## Task directions
Pull every line with the word "text" out of the entries below.
** begin The input **
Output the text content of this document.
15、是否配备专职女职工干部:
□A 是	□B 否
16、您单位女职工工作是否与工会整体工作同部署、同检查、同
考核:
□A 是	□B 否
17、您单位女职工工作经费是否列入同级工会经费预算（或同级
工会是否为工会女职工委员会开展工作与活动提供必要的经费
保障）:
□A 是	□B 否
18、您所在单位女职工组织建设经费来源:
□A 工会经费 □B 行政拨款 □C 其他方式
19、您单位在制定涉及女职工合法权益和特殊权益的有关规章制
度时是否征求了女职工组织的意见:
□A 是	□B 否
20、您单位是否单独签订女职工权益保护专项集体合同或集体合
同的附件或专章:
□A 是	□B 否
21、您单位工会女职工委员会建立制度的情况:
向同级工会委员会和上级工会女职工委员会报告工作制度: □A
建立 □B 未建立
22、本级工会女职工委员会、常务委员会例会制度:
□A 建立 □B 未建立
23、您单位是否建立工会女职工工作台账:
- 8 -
** end The input **
** begin The input **
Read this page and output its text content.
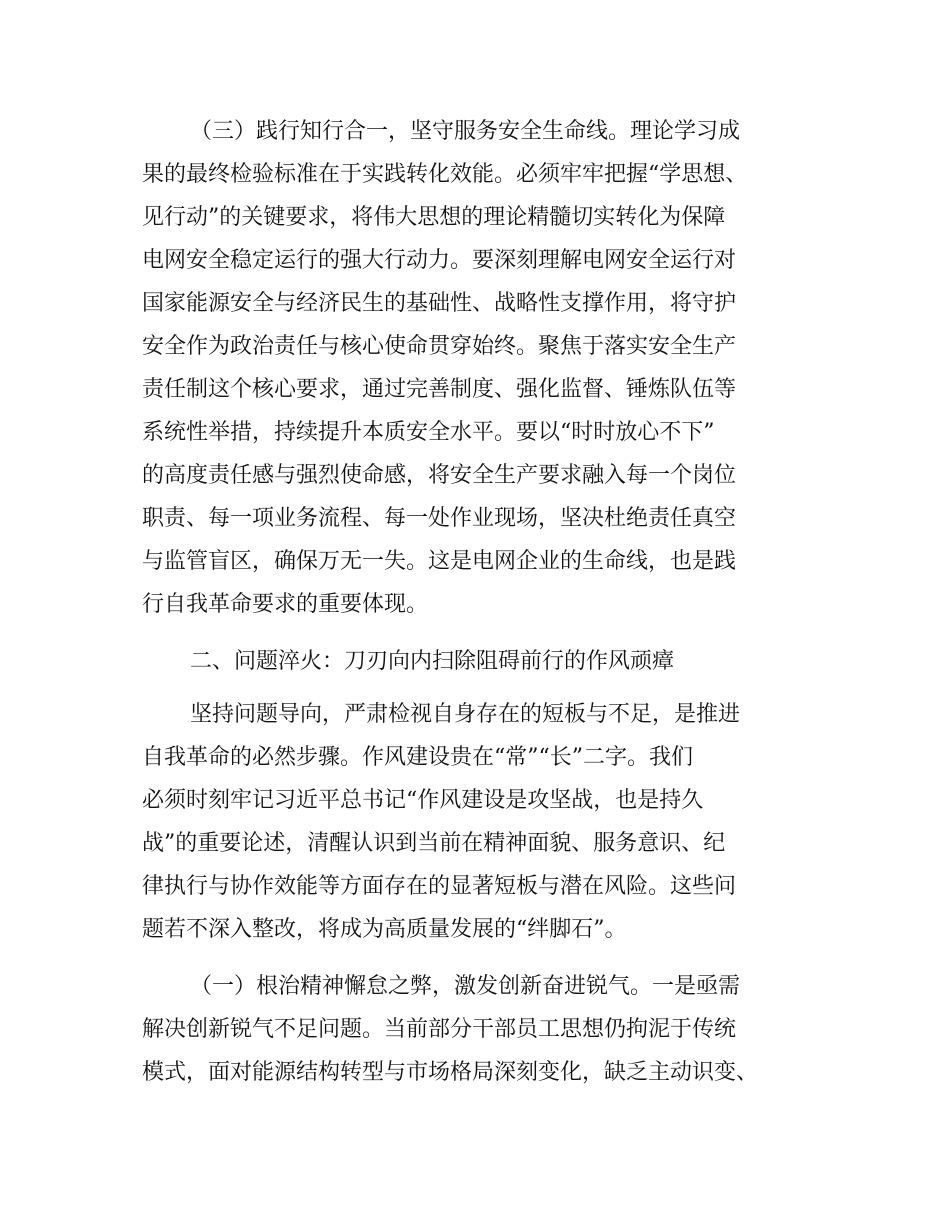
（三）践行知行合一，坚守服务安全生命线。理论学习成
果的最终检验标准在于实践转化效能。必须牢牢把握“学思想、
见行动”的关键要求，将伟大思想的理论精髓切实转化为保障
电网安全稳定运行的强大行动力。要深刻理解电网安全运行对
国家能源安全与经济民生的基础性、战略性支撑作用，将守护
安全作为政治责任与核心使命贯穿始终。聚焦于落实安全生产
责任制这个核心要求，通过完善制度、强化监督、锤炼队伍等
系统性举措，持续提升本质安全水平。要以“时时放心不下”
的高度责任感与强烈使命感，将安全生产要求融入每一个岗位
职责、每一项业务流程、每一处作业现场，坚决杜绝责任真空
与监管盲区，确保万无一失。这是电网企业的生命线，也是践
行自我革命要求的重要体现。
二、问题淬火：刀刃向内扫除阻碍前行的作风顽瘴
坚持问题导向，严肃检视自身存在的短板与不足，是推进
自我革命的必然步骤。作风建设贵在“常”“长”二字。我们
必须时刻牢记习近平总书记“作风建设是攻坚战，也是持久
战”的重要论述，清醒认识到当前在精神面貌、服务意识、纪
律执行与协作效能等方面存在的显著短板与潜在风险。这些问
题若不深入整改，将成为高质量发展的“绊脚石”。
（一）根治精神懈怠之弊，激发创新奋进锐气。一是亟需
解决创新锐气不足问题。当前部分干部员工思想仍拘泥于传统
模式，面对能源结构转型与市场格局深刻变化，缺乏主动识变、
** end The input **
## The solution
Output the text content of this document.
Read this page and output its text content.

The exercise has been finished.